What is needed:
Reproduce the whole Python vs C++ mailing list post below, word for word.

Supplied passage:
Python vs C++

Stefan Behnel stefan_ml at behnel.de
Fri Aug 22 02:44:54 EDT 2014


dieter schrieb am 22.08.2014 um 08:12:
> David Palao writes:
>>  Why to use C++ instead of python?
> 
> Likely, you would not use Python to implement most parts of an
> operating system (where, for efficiency reasons, some parts
> are even implemented in an assembler language).
> 
> I can imagine that the GNU compiler developers, too, had good
> reasons to implement them in C rather than a scripting language.
> It makes a huge difference whether you wait one or several hours
> before a large system is built.
> 
> "firefox", too, seems to be implemented in C/C++. There, too, I
> see good reasons:
>   *  it is nice when your pages are rendered quickly
> 
>   *  "firefox" depends on lots of external libraries, all of them
>      with C/C++ interfaces; while is is possible to create
>      Python bindings for them, this is quite some work
> 
>   *  as it is, "firefox" is a huge "memory eater"; one might
>      fear that things would be worse if implemented in a
>      higher level language (with everything on the heap).
>      Though, the fear might not be justified.
> 
> 
> All these examples are really large projects. I like Python a lot
> for smaller projects.

(Items from a dataset)
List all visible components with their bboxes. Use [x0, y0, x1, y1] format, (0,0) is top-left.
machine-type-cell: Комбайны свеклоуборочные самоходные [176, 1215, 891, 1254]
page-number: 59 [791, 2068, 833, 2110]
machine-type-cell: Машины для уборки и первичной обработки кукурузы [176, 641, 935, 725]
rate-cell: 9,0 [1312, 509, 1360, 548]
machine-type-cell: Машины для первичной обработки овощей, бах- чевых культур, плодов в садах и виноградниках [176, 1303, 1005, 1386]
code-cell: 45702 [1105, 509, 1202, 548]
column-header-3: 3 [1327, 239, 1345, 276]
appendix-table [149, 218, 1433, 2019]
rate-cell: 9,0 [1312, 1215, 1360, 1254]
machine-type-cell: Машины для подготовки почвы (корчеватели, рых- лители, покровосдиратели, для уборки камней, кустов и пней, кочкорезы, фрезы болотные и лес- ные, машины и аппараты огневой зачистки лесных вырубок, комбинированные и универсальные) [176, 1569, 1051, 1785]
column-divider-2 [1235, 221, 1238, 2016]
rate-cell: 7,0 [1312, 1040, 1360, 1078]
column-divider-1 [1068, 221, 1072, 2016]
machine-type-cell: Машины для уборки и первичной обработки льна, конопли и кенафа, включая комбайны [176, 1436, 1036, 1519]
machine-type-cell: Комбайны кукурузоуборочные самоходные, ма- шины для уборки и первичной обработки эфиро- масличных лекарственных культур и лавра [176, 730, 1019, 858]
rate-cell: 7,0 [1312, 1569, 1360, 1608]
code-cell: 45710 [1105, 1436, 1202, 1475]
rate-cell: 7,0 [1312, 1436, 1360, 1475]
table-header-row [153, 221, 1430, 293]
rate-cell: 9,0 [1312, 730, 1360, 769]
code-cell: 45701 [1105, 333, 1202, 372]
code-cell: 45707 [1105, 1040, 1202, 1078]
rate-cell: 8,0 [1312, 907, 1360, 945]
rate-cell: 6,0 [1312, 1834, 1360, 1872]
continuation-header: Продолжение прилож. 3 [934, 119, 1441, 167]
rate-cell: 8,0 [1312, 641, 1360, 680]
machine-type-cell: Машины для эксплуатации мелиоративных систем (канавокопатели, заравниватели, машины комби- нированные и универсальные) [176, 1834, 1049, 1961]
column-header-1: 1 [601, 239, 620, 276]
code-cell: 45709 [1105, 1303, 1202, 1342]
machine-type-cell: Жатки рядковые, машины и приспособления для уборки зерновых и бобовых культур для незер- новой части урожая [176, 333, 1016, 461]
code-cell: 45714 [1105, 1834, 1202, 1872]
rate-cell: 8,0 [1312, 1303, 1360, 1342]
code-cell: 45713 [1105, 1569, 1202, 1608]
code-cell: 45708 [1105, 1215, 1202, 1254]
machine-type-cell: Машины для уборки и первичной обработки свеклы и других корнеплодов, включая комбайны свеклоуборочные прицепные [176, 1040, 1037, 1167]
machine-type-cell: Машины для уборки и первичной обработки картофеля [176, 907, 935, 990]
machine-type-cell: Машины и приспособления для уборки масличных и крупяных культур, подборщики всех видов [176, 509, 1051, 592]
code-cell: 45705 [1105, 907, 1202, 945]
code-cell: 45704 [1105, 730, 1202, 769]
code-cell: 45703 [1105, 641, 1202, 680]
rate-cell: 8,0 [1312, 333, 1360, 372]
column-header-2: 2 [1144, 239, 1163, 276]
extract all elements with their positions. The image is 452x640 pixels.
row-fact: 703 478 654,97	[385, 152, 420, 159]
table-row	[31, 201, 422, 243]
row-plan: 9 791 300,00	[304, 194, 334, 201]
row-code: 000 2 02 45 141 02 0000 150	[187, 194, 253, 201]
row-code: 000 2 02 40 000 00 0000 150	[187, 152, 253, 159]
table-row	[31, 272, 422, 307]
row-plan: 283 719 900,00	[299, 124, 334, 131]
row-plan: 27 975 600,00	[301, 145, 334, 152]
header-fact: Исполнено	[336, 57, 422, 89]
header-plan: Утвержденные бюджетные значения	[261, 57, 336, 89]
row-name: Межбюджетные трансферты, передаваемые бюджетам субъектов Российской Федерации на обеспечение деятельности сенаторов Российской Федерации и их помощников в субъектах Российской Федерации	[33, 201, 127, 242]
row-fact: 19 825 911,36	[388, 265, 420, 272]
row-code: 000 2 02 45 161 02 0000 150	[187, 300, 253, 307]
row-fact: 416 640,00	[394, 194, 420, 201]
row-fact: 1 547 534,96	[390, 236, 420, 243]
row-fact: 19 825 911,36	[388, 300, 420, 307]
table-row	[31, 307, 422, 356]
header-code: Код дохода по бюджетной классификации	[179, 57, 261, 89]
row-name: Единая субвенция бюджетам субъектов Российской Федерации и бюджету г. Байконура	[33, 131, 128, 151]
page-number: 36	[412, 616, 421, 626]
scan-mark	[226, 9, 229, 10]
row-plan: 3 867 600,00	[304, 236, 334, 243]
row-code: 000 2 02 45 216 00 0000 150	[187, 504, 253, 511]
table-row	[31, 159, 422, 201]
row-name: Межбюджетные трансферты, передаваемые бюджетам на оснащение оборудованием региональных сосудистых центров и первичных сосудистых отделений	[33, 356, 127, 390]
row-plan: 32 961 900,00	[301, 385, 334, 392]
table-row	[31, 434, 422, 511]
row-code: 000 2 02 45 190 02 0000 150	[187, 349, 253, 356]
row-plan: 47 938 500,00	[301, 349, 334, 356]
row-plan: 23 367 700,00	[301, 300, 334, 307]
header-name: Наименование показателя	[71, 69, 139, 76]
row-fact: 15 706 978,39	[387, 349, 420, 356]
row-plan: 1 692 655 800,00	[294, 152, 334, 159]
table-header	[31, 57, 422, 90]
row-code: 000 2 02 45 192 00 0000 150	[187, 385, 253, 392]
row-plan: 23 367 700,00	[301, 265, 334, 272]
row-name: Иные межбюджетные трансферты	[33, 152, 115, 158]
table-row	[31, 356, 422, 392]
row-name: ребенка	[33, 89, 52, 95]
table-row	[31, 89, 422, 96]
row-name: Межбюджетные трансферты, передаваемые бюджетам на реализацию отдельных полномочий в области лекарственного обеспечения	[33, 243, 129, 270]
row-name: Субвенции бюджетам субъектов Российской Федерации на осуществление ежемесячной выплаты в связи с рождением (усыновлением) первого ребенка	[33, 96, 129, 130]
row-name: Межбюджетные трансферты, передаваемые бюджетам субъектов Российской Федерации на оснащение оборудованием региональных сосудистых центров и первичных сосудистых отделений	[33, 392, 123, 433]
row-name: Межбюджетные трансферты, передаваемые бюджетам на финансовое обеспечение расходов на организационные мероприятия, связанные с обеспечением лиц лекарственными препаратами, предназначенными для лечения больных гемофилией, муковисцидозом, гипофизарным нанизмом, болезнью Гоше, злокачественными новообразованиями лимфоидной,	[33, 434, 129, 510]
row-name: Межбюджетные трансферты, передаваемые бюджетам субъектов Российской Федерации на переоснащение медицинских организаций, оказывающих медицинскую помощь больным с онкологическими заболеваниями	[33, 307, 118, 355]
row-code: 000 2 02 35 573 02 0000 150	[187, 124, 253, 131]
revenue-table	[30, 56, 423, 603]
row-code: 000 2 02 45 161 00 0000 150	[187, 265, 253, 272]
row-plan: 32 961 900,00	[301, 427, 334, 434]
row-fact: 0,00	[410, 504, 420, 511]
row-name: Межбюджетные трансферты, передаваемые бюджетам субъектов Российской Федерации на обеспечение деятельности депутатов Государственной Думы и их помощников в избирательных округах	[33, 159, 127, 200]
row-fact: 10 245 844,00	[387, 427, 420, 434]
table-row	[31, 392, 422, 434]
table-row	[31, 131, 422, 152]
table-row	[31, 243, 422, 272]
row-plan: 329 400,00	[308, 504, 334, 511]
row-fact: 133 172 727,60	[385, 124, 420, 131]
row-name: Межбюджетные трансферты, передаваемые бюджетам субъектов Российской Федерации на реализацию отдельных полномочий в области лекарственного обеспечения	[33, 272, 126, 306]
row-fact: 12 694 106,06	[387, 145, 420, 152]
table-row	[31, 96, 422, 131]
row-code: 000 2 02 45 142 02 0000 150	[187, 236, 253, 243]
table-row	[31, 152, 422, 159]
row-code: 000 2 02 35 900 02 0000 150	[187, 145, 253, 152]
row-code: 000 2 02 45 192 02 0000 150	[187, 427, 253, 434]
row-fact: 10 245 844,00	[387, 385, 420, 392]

Finished answer:
Python vs C++

Stefan Behnel stefan_ml at behnel.de
Fri Aug 22 02:44:54 EDT 2014


dieter schrieb am 22.08.2014 um 08:12:
> David Palao writes:
>>  Why to use C++ instead of python?
> 
> Likely, you would not use Python to implement most parts of an
> operating system (where, for efficiency reasons, some parts
> are even implemented in an assembler language).
> 
> I can imagine that the GNU compiler developers, too, had good
> reasons to implement them in C rather than a scripting language.
> It makes a huge difference whether you wait one or several hours
> before a large system is built.
> 
> "firefox", too, seems to be implemented in C/C++. There, too, I
> see good reasons:
>   *  it is nice when your pages are rendered quickly
> 
>   *  "firefox" depends on lots of external libraries, all of them
>      with C/C++ interfaces; while is is possible to create
>      Python bindings for them, this is quite some work
> 
>   *  as it is, "firefox" is a huge "memory eater"; one might
>      fear that things would be worse if implemented in a
>      higher level language (with everything on the heap).
>      Though, the fear might not be justified.
> 
> 
> All these examples are really large projects. I like Python a lot
> for smaller projects.